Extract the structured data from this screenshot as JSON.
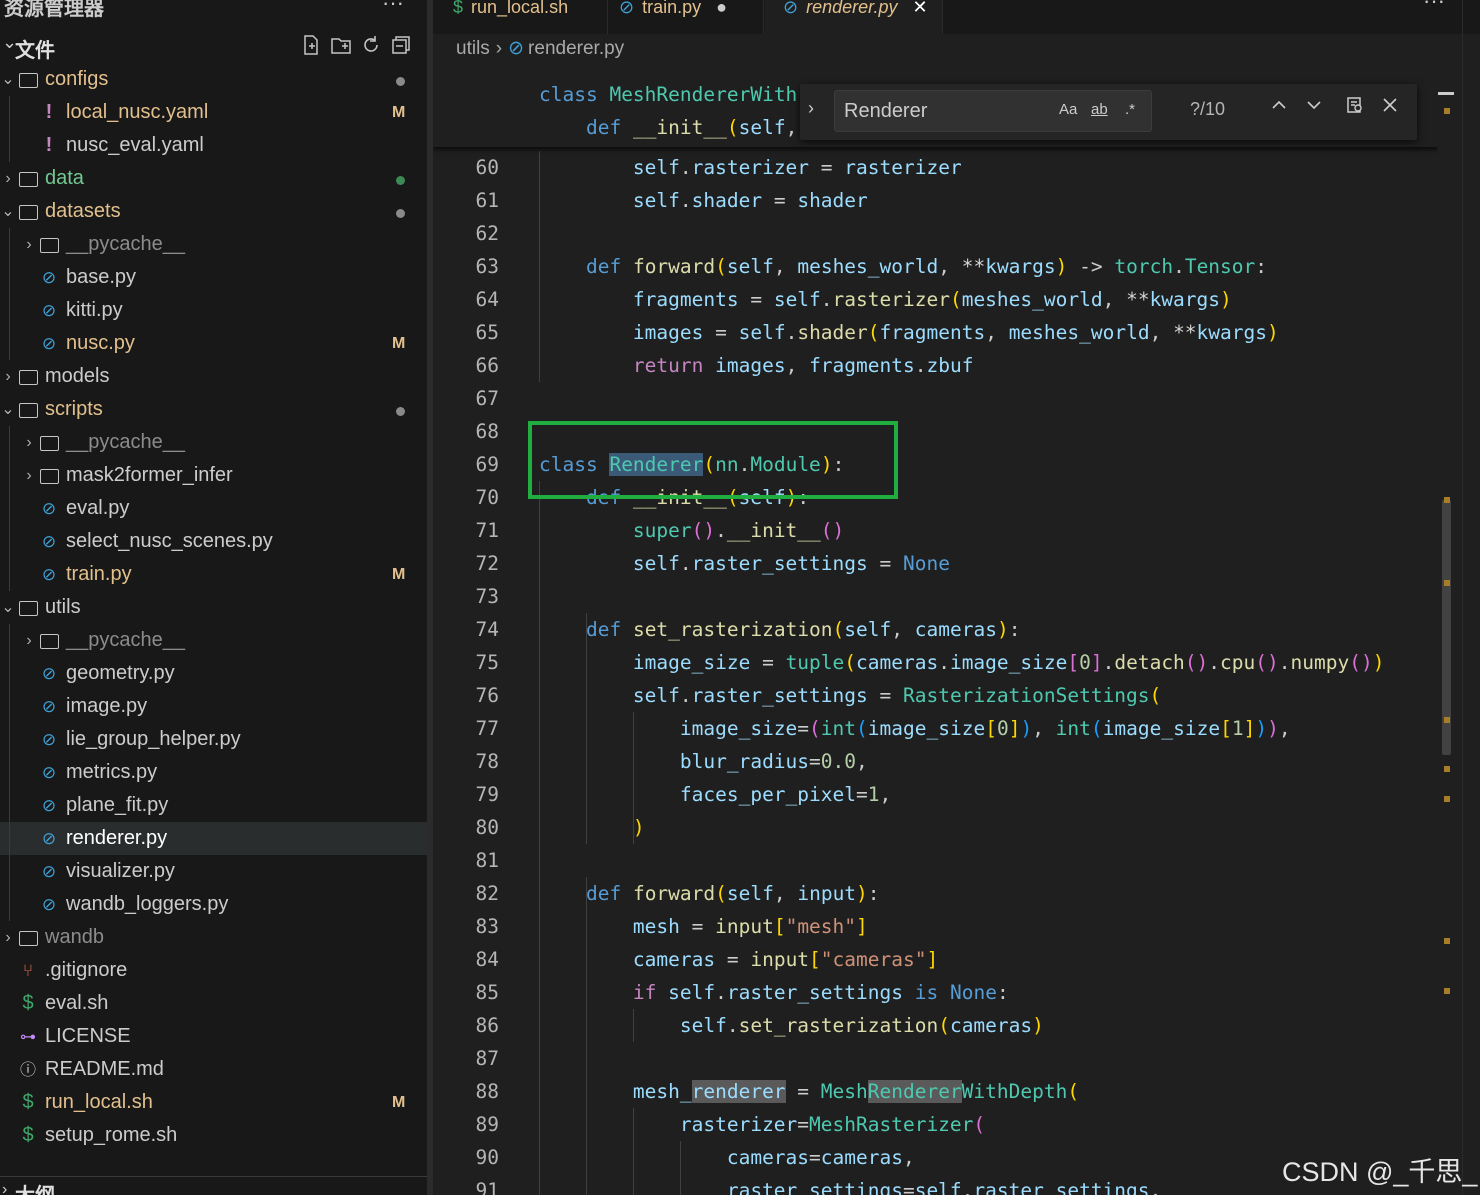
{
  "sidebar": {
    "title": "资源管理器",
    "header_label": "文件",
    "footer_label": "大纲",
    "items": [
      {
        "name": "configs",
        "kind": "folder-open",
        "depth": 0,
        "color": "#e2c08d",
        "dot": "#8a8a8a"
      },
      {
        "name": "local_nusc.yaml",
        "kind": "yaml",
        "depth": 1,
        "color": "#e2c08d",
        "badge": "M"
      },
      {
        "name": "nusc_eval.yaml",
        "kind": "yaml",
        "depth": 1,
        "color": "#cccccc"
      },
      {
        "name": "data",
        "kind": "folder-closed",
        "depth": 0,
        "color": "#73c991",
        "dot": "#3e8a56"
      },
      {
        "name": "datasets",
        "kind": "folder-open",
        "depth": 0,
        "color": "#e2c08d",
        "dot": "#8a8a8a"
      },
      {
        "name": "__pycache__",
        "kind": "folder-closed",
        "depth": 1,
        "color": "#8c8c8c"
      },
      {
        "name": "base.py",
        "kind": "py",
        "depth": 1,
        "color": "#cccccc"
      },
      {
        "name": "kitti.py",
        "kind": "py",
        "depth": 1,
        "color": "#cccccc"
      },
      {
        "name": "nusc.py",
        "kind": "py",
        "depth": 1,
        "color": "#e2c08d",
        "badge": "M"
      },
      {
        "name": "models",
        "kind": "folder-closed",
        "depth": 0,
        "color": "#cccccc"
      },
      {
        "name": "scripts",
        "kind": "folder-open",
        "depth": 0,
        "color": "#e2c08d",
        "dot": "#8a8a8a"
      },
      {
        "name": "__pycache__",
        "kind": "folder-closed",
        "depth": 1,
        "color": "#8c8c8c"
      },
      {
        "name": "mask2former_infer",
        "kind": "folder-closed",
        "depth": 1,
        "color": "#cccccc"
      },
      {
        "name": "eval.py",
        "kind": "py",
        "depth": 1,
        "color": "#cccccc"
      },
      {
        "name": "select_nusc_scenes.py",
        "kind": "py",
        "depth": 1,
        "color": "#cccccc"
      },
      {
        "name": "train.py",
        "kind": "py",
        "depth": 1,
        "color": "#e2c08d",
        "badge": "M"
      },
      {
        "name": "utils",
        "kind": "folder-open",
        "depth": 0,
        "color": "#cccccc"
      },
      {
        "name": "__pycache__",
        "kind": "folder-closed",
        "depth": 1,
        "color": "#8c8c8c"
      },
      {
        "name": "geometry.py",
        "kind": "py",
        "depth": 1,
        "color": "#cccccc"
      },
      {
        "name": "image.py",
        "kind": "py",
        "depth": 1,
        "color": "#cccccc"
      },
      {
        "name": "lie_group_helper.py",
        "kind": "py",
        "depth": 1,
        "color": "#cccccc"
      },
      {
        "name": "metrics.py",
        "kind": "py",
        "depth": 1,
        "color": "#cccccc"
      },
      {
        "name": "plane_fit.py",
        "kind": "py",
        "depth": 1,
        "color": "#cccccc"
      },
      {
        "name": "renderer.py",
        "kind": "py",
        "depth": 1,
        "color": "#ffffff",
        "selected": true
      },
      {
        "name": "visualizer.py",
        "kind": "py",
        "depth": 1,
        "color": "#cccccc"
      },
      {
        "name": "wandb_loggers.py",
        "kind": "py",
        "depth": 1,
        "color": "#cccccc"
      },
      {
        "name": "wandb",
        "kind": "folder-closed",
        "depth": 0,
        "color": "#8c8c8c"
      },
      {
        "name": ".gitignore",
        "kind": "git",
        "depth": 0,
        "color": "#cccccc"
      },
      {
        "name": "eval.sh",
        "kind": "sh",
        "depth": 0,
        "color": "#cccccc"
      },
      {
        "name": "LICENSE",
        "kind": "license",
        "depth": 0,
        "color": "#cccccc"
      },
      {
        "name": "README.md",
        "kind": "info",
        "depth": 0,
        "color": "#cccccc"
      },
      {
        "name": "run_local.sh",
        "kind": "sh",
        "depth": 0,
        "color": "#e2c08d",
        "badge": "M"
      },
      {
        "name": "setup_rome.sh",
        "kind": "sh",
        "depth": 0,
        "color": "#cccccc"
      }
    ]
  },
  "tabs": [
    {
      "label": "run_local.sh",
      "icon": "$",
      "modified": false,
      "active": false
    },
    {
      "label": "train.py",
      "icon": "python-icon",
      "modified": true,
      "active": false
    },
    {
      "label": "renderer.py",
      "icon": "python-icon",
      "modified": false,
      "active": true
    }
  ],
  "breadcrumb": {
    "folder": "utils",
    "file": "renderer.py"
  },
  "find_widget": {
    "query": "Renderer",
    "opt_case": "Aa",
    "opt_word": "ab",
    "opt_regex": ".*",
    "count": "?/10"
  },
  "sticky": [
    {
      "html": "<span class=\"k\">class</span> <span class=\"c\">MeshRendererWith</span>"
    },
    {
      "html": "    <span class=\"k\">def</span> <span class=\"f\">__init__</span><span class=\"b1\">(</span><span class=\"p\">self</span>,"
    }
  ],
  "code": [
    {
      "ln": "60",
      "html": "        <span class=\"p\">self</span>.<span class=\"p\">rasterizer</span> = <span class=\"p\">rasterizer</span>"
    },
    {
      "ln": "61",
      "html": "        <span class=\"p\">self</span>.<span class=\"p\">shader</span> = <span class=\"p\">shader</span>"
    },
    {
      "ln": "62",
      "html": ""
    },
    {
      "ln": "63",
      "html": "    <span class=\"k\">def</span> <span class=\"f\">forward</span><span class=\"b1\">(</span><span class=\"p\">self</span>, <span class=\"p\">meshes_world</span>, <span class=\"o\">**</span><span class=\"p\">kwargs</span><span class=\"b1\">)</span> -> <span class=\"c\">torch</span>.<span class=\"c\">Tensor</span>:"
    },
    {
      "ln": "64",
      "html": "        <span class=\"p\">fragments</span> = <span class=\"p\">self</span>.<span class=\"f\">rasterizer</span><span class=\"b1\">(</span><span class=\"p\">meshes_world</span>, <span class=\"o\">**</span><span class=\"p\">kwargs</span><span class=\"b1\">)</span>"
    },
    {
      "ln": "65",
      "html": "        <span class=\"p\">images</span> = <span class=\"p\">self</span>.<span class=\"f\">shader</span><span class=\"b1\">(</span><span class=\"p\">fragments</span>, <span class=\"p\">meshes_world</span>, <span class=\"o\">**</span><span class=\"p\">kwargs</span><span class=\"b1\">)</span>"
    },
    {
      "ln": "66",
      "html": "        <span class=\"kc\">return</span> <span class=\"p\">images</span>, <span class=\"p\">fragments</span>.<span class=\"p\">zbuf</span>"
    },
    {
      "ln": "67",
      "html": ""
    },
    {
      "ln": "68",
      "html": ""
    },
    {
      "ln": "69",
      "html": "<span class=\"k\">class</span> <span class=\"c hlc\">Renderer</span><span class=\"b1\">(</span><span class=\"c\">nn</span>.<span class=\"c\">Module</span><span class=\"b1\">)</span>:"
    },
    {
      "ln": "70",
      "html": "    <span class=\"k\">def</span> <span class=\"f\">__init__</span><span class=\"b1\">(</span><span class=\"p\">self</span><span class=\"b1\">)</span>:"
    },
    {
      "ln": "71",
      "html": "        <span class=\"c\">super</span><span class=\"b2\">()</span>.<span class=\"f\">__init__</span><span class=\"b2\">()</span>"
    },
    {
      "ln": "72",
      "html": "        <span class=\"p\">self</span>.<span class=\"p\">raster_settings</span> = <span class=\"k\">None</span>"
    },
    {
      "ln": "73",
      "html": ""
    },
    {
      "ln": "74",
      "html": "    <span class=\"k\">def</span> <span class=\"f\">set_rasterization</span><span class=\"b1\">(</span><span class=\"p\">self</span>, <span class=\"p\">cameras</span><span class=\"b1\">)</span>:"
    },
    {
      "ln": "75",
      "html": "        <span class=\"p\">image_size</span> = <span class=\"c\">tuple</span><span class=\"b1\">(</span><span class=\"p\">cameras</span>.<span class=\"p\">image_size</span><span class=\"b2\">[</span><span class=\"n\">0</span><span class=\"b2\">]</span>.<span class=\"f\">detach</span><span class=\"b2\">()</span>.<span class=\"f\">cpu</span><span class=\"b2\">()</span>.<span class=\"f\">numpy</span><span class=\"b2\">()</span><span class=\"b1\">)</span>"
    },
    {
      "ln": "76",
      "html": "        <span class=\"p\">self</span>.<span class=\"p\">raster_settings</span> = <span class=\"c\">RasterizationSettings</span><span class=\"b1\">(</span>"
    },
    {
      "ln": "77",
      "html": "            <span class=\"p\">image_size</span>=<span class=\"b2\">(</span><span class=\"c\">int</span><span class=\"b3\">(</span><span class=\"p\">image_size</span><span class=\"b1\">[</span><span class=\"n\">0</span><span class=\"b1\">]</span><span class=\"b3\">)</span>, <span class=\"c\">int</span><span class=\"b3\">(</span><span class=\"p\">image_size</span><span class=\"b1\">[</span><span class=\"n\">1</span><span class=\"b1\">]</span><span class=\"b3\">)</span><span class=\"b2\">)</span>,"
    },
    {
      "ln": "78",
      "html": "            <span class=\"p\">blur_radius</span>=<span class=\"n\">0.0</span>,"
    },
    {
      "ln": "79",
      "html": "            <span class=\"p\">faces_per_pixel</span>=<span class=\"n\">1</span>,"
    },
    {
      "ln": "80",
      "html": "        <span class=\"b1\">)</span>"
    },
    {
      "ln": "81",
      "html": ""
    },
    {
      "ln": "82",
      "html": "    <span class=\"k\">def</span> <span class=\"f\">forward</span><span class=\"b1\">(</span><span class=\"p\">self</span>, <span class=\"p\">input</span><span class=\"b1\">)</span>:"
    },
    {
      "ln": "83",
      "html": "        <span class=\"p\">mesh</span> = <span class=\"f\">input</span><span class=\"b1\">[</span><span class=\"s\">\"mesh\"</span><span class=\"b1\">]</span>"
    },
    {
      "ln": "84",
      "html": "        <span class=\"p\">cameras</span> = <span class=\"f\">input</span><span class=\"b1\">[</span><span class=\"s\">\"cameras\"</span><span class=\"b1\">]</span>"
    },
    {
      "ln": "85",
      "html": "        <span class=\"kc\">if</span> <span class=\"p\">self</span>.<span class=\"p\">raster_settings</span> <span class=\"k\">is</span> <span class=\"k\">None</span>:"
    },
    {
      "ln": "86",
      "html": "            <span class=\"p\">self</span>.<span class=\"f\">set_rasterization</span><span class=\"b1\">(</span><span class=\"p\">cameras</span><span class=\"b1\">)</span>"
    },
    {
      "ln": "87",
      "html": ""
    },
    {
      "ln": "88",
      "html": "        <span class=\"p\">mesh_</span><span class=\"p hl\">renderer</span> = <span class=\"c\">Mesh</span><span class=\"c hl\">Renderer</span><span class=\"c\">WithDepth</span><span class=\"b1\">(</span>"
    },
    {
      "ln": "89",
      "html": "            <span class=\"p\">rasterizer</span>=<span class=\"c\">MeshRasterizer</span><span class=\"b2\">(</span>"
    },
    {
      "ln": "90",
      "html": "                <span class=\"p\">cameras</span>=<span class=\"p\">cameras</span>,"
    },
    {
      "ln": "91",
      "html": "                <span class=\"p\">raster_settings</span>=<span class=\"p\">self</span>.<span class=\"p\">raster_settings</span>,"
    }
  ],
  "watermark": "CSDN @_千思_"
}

-.-.-

Go over the records above and tally the lines with the word "input" in them. Give the number alone.

3